(Records excerpted from a collection)
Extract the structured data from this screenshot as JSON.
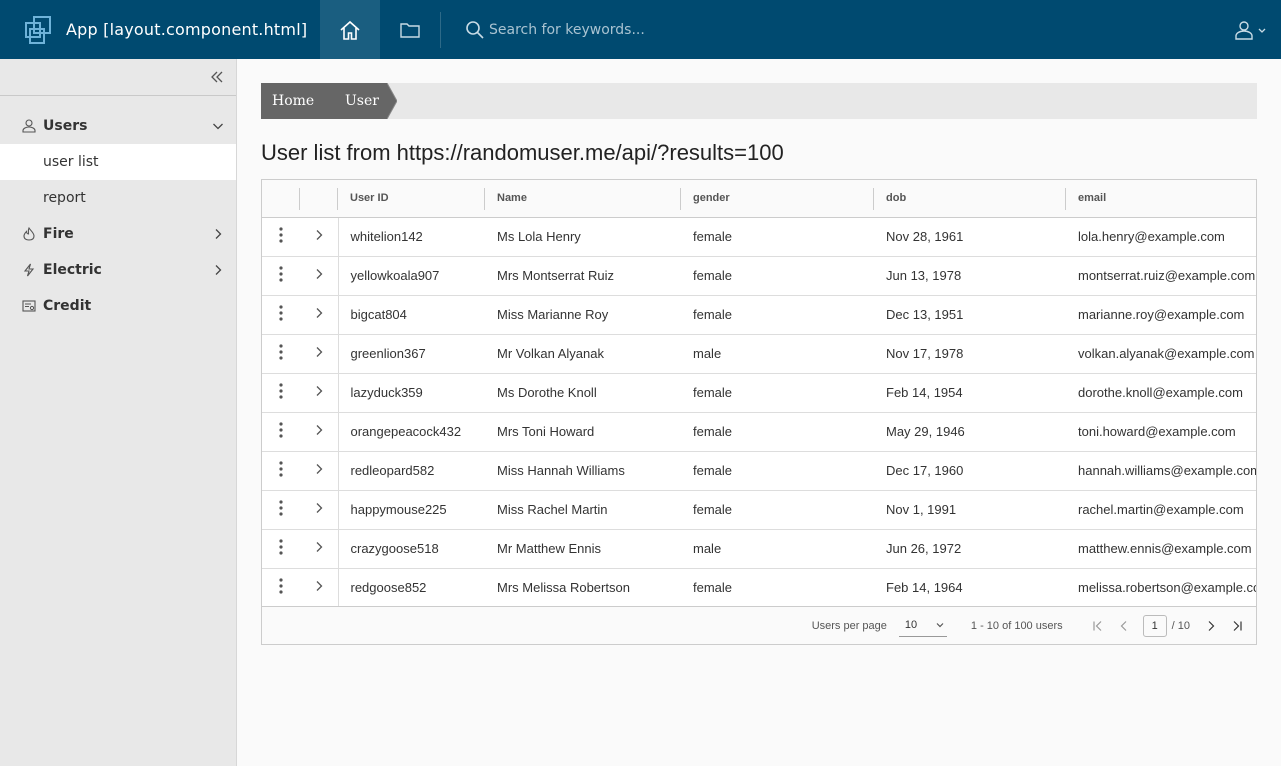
{
  "header": {
    "app_title": "App [layout.component.html]",
    "search_placeholder": "Search for keywords..."
  },
  "sidebar": {
    "groups": [
      {
        "label": "Users",
        "icon": "user-icon",
        "expanded": true,
        "items": [
          {
            "label": "user list",
            "active": true
          },
          {
            "label": "report",
            "active": false
          }
        ]
      },
      {
        "label": "Fire",
        "icon": "flame-icon",
        "expanded": false
      },
      {
        "label": "Electric",
        "icon": "bolt-icon",
        "expanded": false
      },
      {
        "label": "Credit",
        "icon": "credit-report-icon",
        "expanded": false
      }
    ]
  },
  "breadcrumb": [
    "Home",
    "User"
  ],
  "page_title": "User list from https://randomuser.me/api/?results=100",
  "table": {
    "columns": [
      "User ID",
      "Name",
      "gender",
      "dob",
      "email"
    ],
    "rows": [
      [
        "whitelion142",
        "Ms Lola Henry",
        "female",
        "Nov 28, 1961",
        "lola.henry@example.com"
      ],
      [
        "yellowkoala907",
        "Mrs Montserrat Ruiz",
        "female",
        "Jun 13, 1978",
        "montserrat.ruiz@example.com"
      ],
      [
        "bigcat804",
        "Miss Marianne Roy",
        "female",
        "Dec 13, 1951",
        "marianne.roy@example.com"
      ],
      [
        "greenlion367",
        "Mr Volkan Alyanak",
        "male",
        "Nov 17, 1978",
        "volkan.alyanak@example.com"
      ],
      [
        "lazyduck359",
        "Ms Dorothe Knoll",
        "female",
        "Feb 14, 1954",
        "dorothe.knoll@example.com"
      ],
      [
        "orangepeacock432",
        "Mrs Toni Howard",
        "female",
        "May 29, 1946",
        "toni.howard@example.com"
      ],
      [
        "redleopard582",
        "Miss Hannah Williams",
        "female",
        "Dec 17, 1960",
        "hannah.williams@example.com"
      ],
      [
        "happymouse225",
        "Miss Rachel Martin",
        "female",
        "Nov 1, 1991",
        "rachel.martin@example.com"
      ],
      [
        "crazygoose518",
        "Mr Matthew Ennis",
        "male",
        "Jun 26, 1972",
        "matthew.ennis@example.com"
      ],
      [
        "redgoose852",
        "Mrs Melissa Robertson",
        "female",
        "Feb 14, 1964",
        "melissa.robertson@example.com"
      ]
    ]
  },
  "pagination": {
    "per_page_label": "Users per page",
    "per_page_value": "10",
    "range_text": "1 - 10 of 100 users",
    "current_page": "1",
    "total_pages": "/ 10"
  },
  "colors": {
    "header_bg": "#004a70",
    "sidebar_bg": "#e8e8e8",
    "breadcrumb_bg": "#666666"
  }
}
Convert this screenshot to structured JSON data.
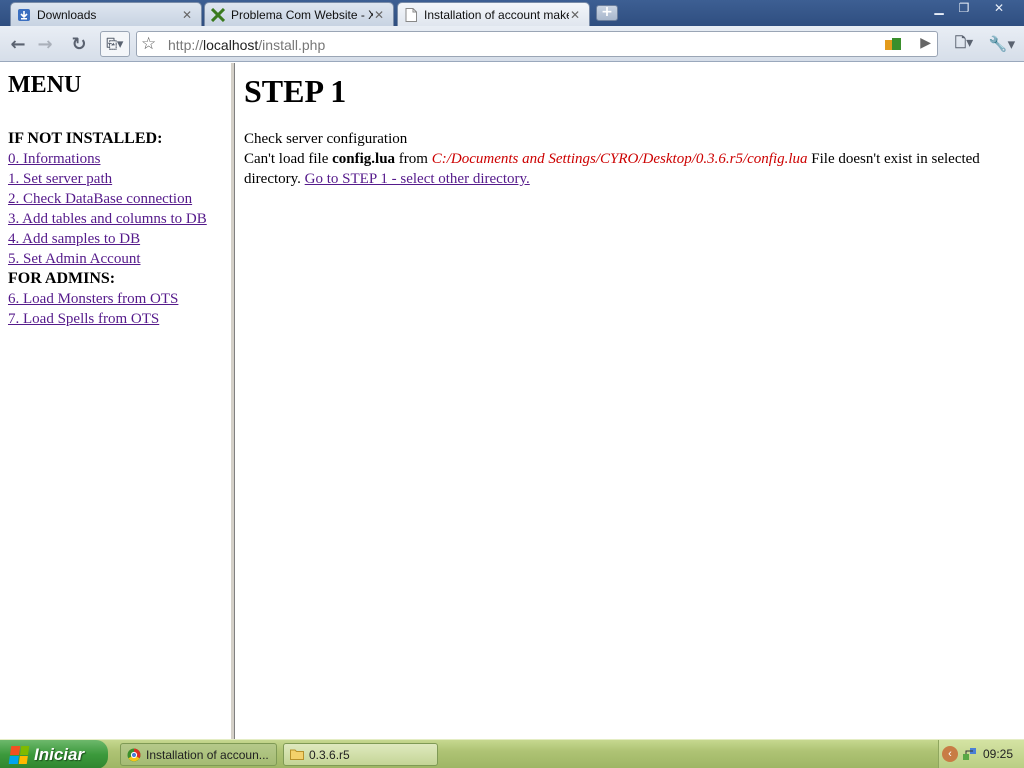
{
  "browser": {
    "tabs": [
      {
        "label": "Downloads",
        "icon": "download-icon",
        "active": false
      },
      {
        "label": "Problema Com Website - X...",
        "icon": "xenforo-x-icon",
        "active": false
      },
      {
        "label": "Installation of account maker",
        "icon": "page-icon",
        "active": true
      }
    ],
    "new_tab_glyph": "+",
    "url_prefix": "http://",
    "url_host": "localhost",
    "url_path": "/install.php"
  },
  "menu": {
    "title": "MENU",
    "section_not_installed": "IF NOT INSTALLED:",
    "links_not_installed": [
      "0. Informations",
      "1. Set server path",
      "2. Check DataBase connection",
      "3. Add tables and columns to DB",
      "4. Add samples to DB",
      "5. Set Admin Account"
    ],
    "section_admins": "FOR ADMINS:",
    "links_admins": [
      "6. Load Monsters from OTS",
      "7. Load Spells from OTS"
    ]
  },
  "content": {
    "heading": "STEP 1",
    "check_line": "Check server configuration",
    "cant_load_prefix": "Can't load file ",
    "file_name": "config.lua",
    "from_word": " from ",
    "path": "C:/Documents and Settings/CYRO/Desktop/0.3.6.r5/config.lua",
    "not_exist": " File doesn't exist in selected directory. ",
    "go_link": "Go to STEP 1 - select other directory."
  },
  "taskbar": {
    "start_label": "Iniciar",
    "tasks": [
      {
        "label": "Installation of accoun...",
        "icon": "chrome-icon",
        "active": true
      },
      {
        "label": "0.3.6.r5",
        "icon": "folder-icon",
        "active": false
      }
    ],
    "clock": "09:25"
  },
  "colors": {
    "visited_link": "#551a8b",
    "path_red": "#cc0000",
    "taskbar_green": "#aec374",
    "start_green": "#3c9a3c"
  }
}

### Written task
Repeat all the data as it stands, dropping any images it holds.

### Answer to this task
Extract the structured data from this screenshot as JSON.
{
  "header": {
    "app_title": "App [layout.component.html]",
    "search_placeholder": "Search for keywords..."
  },
  "sidebar": {
    "groups": [
      {
        "label": "Users",
        "icon": "user-icon",
        "expanded": true,
        "items": [
          {
            "label": "user list",
            "active": true
          },
          {
            "label": "report",
            "active": false
          }
        ]
      },
      {
        "label": "Fire",
        "icon": "flame-icon",
        "expanded": false
      },
      {
        "label": "Electric",
        "icon": "bolt-icon",
        "expanded": false
      },
      {
        "label": "Credit",
        "icon": "credit-report-icon",
        "expanded": false
      }
    ]
  },
  "breadcrumb": [
    "Home",
    "User"
  ],
  "page_title": "User list from https://randomuser.me/api/?results=100",
  "table": {
    "columns": [
      "User ID",
      "Name",
      "gender",
      "dob",
      "email"
    ],
    "rows": [
      [
        "whitelion142",
        "Ms Lola Henry",
        "female",
        "Nov 28, 1961",
        "lola.henry@example.com"
      ],
      [
        "yellowkoala907",
        "Mrs Montserrat Ruiz",
        "female",
        "Jun 13, 1978",
        "montserrat.ruiz@example.com"
      ],
      [
        "bigcat804",
        "Miss Marianne Roy",
        "female",
        "Dec 13, 1951",
        "marianne.roy@example.com"
      ],
      [
        "greenlion367",
        "Mr Volkan Alyanak",
        "male",
        "Nov 17, 1978",
        "volkan.alyanak@example.com"
      ],
      [
        "lazyduck359",
        "Ms Dorothe Knoll",
        "female",
        "Feb 14, 1954",
        "dorothe.knoll@example.com"
      ],
      [
        "orangepeacock432",
        "Mrs Toni Howard",
        "female",
        "May 29, 1946",
        "toni.howard@example.com"
      ],
      [
        "redleopard582",
        "Miss Hannah Williams",
        "female",
        "Dec 17, 1960",
        "hannah.williams@example.com"
      ],
      [
        "happymouse225",
        "Miss Rachel Martin",
        "female",
        "Nov 1, 1991",
        "rachel.martin@example.com"
      ],
      [
        "crazygoose518",
        "Mr Matthew Ennis",
        "male",
        "Jun 26, 1972",
        "matthew.ennis@example.com"
      ],
      [
        "redgoose852",
        "Mrs Melissa Robertson",
        "female",
        "Feb 14, 1964",
        "melissa.robertson@example.com"
      ]
    ]
  },
  "pagination": {
    "per_page_label": "Users per page",
    "per_page_value": "10",
    "range_text": "1 - 10 of 100 users",
    "current_page": "1",
    "total_pages": "/ 10"
  },
  "colors": {
    "header_bg": "#004a70",
    "sidebar_bg": "#e8e8e8",
    "breadcrumb_bg": "#666666"
  }
}
Convert this screenshot to structured JSON data.
{
  "browser": {
    "tabs": [
      {
        "label": "Downloads",
        "icon": "download-icon",
        "active": false
      },
      {
        "label": "Problema Com Website - X...",
        "icon": "xenforo-x-icon",
        "active": false
      },
      {
        "label": "Installation of account maker",
        "icon": "page-icon",
        "active": true
      }
    ],
    "new_tab_glyph": "+",
    "url_prefix": "http://",
    "url_host": "localhost",
    "url_path": "/install.php"
  },
  "menu": {
    "title": "MENU",
    "section_not_installed": "IF NOT INSTALLED:",
    "links_not_installed": [
      "0. Informations",
      "1. Set server path",
      "2. Check DataBase connection",
      "3. Add tables and columns to DB",
      "4. Add samples to DB",
      "5. Set Admin Account"
    ],
    "section_admins": "FOR ADMINS:",
    "links_admins": [
      "6. Load Monsters from OTS",
      "7. Load Spells from OTS"
    ]
  },
  "content": {
    "heading": "STEP 1",
    "check_line": "Check server configuration",
    "cant_load_prefix": "Can't load file ",
    "file_name": "config.lua",
    "from_word": " from ",
    "path": "C:/Documents and Settings/CYRO/Desktop/0.3.6.r5/config.lua",
    "not_exist": " File doesn't exist in selected directory. ",
    "go_link": "Go to STEP 1 - select other directory."
  },
  "taskbar": {
    "start_label": "Iniciar",
    "tasks": [
      {
        "label": "Installation of accoun...",
        "icon": "chrome-icon",
        "active": true
      },
      {
        "label": "0.3.6.r5",
        "icon": "folder-icon",
        "active": false
      }
    ],
    "clock": "09:25"
  },
  "colors": {
    "visited_link": "#551a8b",
    "path_red": "#cc0000",
    "taskbar_green": "#aec374",
    "start_green": "#3c9a3c"
  }
}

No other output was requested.